# Data supplied
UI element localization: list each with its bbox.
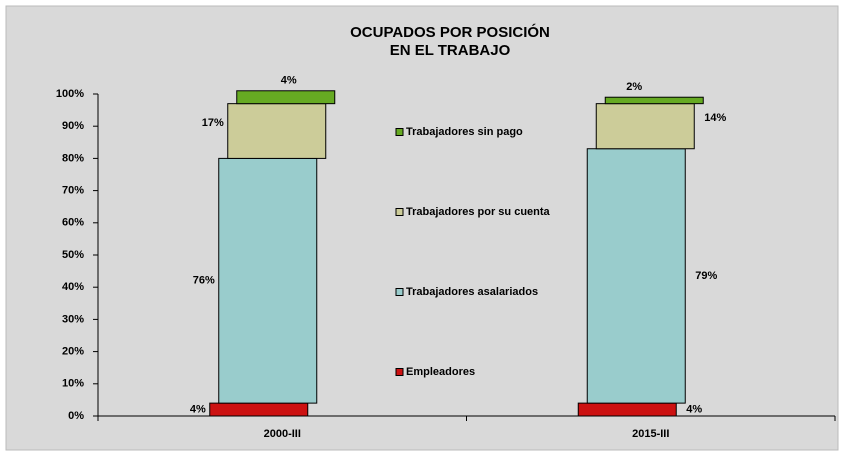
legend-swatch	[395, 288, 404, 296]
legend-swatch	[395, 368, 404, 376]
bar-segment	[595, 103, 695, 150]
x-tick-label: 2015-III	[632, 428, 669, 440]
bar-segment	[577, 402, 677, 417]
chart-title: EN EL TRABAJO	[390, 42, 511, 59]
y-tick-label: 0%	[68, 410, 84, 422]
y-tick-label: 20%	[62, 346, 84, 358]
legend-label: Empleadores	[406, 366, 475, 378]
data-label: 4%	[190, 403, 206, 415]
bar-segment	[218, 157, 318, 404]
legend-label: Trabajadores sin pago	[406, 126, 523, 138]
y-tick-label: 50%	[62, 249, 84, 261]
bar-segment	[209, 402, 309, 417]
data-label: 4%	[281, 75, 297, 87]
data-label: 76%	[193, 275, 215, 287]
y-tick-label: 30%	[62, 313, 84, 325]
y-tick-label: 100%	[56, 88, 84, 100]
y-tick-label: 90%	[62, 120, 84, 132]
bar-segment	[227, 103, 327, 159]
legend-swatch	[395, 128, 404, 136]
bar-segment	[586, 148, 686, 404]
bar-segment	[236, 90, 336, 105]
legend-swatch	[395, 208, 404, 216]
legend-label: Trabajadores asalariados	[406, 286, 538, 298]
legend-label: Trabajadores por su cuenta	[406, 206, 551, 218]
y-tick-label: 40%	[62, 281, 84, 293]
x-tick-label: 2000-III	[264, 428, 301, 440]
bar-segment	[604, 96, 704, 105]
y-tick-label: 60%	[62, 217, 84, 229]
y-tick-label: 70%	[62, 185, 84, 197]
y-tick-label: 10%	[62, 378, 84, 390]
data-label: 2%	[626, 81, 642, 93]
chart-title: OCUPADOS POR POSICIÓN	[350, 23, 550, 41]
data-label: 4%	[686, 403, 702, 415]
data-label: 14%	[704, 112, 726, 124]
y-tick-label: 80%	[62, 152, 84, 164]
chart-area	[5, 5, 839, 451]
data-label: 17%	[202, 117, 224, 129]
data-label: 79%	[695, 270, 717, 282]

# Goal of the exercise
Please print the data unchanged, from the line with "288, 404, 296]" to the line with "88, 84, 100]", both of those lines included.

# Written answer
legend-swatch	[395, 288, 404, 296]
legend-swatch	[395, 368, 404, 376]
bar-segment	[595, 103, 695, 150]
x-tick-label: 2015-III	[632, 428, 669, 440]
bar-segment	[577, 402, 677, 417]
chart-title: EN EL TRABAJO	[390, 42, 511, 59]
y-tick-label: 0%	[68, 410, 84, 422]
y-tick-label: 20%	[62, 346, 84, 358]
legend-label: Empleadores	[406, 366, 475, 378]
data-label: 4%	[190, 403, 206, 415]
bar-segment	[218, 157, 318, 404]
legend-label: Trabajadores sin pago	[406, 126, 523, 138]
y-tick-label: 50%	[62, 249, 84, 261]
bar-segment	[209, 402, 309, 417]
data-label: 4%	[281, 75, 297, 87]
data-label: 76%	[193, 275, 215, 287]
y-tick-label: 30%	[62, 313, 84, 325]
y-tick-label: 100%	[56, 88, 84, 100]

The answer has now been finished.